**What is required**
Could you write out every entry exactly as it stands?

* * *

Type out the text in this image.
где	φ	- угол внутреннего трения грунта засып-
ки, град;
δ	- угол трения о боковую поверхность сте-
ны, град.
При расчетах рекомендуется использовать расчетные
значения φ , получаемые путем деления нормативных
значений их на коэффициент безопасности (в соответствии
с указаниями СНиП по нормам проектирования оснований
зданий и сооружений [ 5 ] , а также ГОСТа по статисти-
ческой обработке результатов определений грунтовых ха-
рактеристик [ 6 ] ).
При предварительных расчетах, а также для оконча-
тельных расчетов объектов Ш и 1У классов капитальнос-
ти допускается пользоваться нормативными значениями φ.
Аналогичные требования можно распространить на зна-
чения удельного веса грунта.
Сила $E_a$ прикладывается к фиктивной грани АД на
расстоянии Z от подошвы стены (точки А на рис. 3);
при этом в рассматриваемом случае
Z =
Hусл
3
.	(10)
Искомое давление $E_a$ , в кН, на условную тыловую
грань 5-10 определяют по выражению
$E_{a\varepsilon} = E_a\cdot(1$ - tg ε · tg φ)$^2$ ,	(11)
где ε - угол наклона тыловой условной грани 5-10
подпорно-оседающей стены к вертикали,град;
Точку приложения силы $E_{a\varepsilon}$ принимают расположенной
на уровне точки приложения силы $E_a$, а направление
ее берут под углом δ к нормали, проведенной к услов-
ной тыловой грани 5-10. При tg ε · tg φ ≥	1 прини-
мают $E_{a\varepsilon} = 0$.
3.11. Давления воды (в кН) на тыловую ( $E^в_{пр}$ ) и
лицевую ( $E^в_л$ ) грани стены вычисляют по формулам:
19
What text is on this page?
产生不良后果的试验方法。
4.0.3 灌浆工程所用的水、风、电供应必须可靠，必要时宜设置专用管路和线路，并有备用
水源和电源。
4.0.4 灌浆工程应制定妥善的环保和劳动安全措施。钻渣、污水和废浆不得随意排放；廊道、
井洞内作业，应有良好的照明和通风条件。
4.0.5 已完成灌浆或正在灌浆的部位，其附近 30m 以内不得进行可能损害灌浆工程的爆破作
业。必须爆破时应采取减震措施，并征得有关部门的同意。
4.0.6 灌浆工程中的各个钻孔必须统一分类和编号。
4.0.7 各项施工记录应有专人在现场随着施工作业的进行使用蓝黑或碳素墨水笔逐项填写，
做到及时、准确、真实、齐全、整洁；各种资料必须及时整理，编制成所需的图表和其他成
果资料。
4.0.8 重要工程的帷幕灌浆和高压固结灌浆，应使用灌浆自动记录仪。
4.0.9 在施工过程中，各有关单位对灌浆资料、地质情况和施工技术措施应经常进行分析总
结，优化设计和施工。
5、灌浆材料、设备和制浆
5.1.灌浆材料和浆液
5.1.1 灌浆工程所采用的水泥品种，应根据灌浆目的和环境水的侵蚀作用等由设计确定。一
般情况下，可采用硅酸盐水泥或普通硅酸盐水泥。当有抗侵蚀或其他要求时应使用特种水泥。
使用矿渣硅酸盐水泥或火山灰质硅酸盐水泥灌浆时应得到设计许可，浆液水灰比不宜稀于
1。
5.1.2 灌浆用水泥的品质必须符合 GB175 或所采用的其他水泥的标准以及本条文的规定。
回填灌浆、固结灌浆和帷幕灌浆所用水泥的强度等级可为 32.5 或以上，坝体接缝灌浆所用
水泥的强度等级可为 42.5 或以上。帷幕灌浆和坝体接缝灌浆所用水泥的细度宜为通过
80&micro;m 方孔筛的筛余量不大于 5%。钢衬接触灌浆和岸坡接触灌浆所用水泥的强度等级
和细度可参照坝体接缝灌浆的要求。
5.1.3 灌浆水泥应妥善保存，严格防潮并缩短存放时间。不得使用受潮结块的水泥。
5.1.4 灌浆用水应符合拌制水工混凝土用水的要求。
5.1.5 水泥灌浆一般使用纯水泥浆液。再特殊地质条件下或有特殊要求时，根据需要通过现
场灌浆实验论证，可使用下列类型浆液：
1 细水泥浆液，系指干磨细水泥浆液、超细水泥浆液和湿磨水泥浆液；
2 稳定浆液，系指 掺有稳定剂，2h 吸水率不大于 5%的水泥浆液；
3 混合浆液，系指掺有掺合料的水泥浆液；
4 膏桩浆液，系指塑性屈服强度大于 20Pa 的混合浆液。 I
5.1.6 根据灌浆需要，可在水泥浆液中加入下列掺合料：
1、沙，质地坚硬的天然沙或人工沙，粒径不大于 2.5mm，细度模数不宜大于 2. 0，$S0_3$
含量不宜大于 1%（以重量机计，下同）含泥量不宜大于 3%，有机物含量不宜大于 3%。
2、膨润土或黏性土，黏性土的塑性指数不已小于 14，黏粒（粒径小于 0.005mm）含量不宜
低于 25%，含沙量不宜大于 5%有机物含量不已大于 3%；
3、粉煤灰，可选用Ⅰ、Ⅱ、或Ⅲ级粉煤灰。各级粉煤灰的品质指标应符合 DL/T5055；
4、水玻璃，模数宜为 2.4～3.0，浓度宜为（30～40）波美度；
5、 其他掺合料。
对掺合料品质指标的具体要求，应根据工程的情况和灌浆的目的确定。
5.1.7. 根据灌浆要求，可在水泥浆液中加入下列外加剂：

* * *

**Full answer**
Type out the text in this image.
где	φ	- угол внутреннего трения грунта засып-
ки, град;
δ	- угол трения о боковую поверхность сте-
ны, град.
При расчетах рекомендуется использовать расчетные
значения φ , получаемые путем деления нормативных
значений их на коэффициент безопасности (в соответствии
с указаниями СНиП по нормам проектирования оснований
зданий и сооружений [ 5 ] , а также ГОСТа по статисти-
ческой обработке результатов определений грунтовых ха-
рактеристик [ 6 ] ).
При предварительных расчетах, а также для оконча-
тельных расчетов объектов Ш и 1У классов капитальнос-
ти допускается пользоваться нормативными значениями φ.
Аналогичные требования можно распространить на зна-
чения удельного веса грунта.
Сила $E_a$ прикладывается к фиктивной грани АД на
расстоянии Z от подошвы стены (точки А на рис. 3);
при этом в рассматриваемом случае
Z =
Hусл
3
.	(10)
Искомое давление $E_a$ , в кН, на условную тыловую
грань 5-10 определяют по выражению
$E_{a\varepsilon} = E_a\cdot(1$ - tg ε · tg φ)$^2$ ,	(11)
где ε - угол наклона тыловой условной грани 5-10
подпорно-оседающей стены к вертикали,град;
Точку приложения силы $E_{a\varepsilon}$ принимают расположенной
на уровне точки приложения силы $E_a$, а направление
ее берут под углом δ к нормали, проведенной к услов-
ной тыловой грани 5-10. При tg ε · tg φ ≥	1 прини-
мают $E_{a\varepsilon} = 0$.
3.11. Давления воды (в кН) на тыловую ( $E^в_{пр}$ ) и
лицевую ( $E^в_л$ ) грани стены вычисляют по формулам:
19
What text is on this page?
产生不良后果的试验方法。
4.0.3 灌浆工程所用的水、风、电供应必须可靠，必要时宜设置专用管路和线路，并有备用
水源和电源。
4.0.4 灌浆工程应制定妥善的环保和劳动安全措施。钻渣、污水和废浆不得随意排放；廊道、
井洞内作业，应有良好的照明和通风条件。
4.0.5 已完成灌浆或正在灌浆的部位，其附近 30m 以内不得进行可能损害灌浆工程的爆破作
业。必须爆破时应采取减震措施，并征得有关部门的同意。
4.0.6 灌浆工程中的各个钻孔必须统一分类和编号。
4.0.7 各项施工记录应有专人在现场随着施工作业的进行使用蓝黑或碳素墨水笔逐项填写，
做到及时、准确、真实、齐全、整洁；各种资料必须及时整理，编制成所需的图表和其他成
果资料。
4.0.8 重要工程的帷幕灌浆和高压固结灌浆，应使用灌浆自动记录仪。
4.0.9 在施工过程中，各有关单位对灌浆资料、地质情况和施工技术措施应经常进行分析总
结，优化设计和施工。
5、灌浆材料、设备和制浆
5.1.灌浆材料和浆液
5.1.1 灌浆工程所采用的水泥品种，应根据灌浆目的和环境水的侵蚀作用等由设计确定。一
般情况下，可采用硅酸盐水泥或普通硅酸盐水泥。当有抗侵蚀或其他要求时应使用特种水泥。
使用矿渣硅酸盐水泥或火山灰质硅酸盐水泥灌浆时应得到设计许可，浆液水灰比不宜稀于
1。
5.1.2 灌浆用水泥的品质必须符合 GB175 或所采用的其他水泥的标准以及本条文的规定。
回填灌浆、固结灌浆和帷幕灌浆所用水泥的强度等级可为 32.5 或以上，坝体接缝灌浆所用
水泥的强度等级可为 42.5 或以上。帷幕灌浆和坝体接缝灌浆所用水泥的细度宜为通过
80&micro;m 方孔筛的筛余量不大于 5%。钢衬接触灌浆和岸坡接触灌浆所用水泥的强度等级
和细度可参照坝体接缝灌浆的要求。
5.1.3 灌浆水泥应妥善保存，严格防潮并缩短存放时间。不得使用受潮结块的水泥。
5.1.4 灌浆用水应符合拌制水工混凝土用水的要求。
5.1.5 水泥灌浆一般使用纯水泥浆液。再特殊地质条件下或有特殊要求时，根据需要通过现
场灌浆实验论证，可使用下列类型浆液：
1 细水泥浆液，系指干磨细水泥浆液、超细水泥浆液和湿磨水泥浆液；
2 稳定浆液，系指 掺有稳定剂，2h 吸水率不大于 5%的水泥浆液；
3 混合浆液，系指掺有掺合料的水泥浆液；
4 膏桩浆液，系指塑性屈服强度大于 20Pa 的混合浆液。 I
5.1.6 根据灌浆需要，可在水泥浆液中加入下列掺合料：
1、沙，质地坚硬的天然沙或人工沙，粒径不大于 2.5mm，细度模数不宜大于 2. 0，$S0_3$
含量不宜大于 1%（以重量机计，下同）含泥量不宜大于 3%，有机物含量不宜大于 3%。
2、膨润土或黏性土，黏性土的塑性指数不已小于 14，黏粒（粒径小于 0.005mm）含量不宜
低于 25%，含沙量不宜大于 5%有机物含量不已大于 3%；
3、粉煤灰，可选用Ⅰ、Ⅱ、或Ⅲ级粉煤灰。各级粉煤灰的品质指标应符合 DL/T5055；
4、水玻璃，模数宜为 2.4～3.0，浓度宜为（30～40）波美度；
5、 其他掺合料。
对掺合料品质指标的具体要求，应根据工程的情况和灌浆的目的确定。
5.1.7. 根据灌浆要求，可在水泥浆液中加入下列外加剂：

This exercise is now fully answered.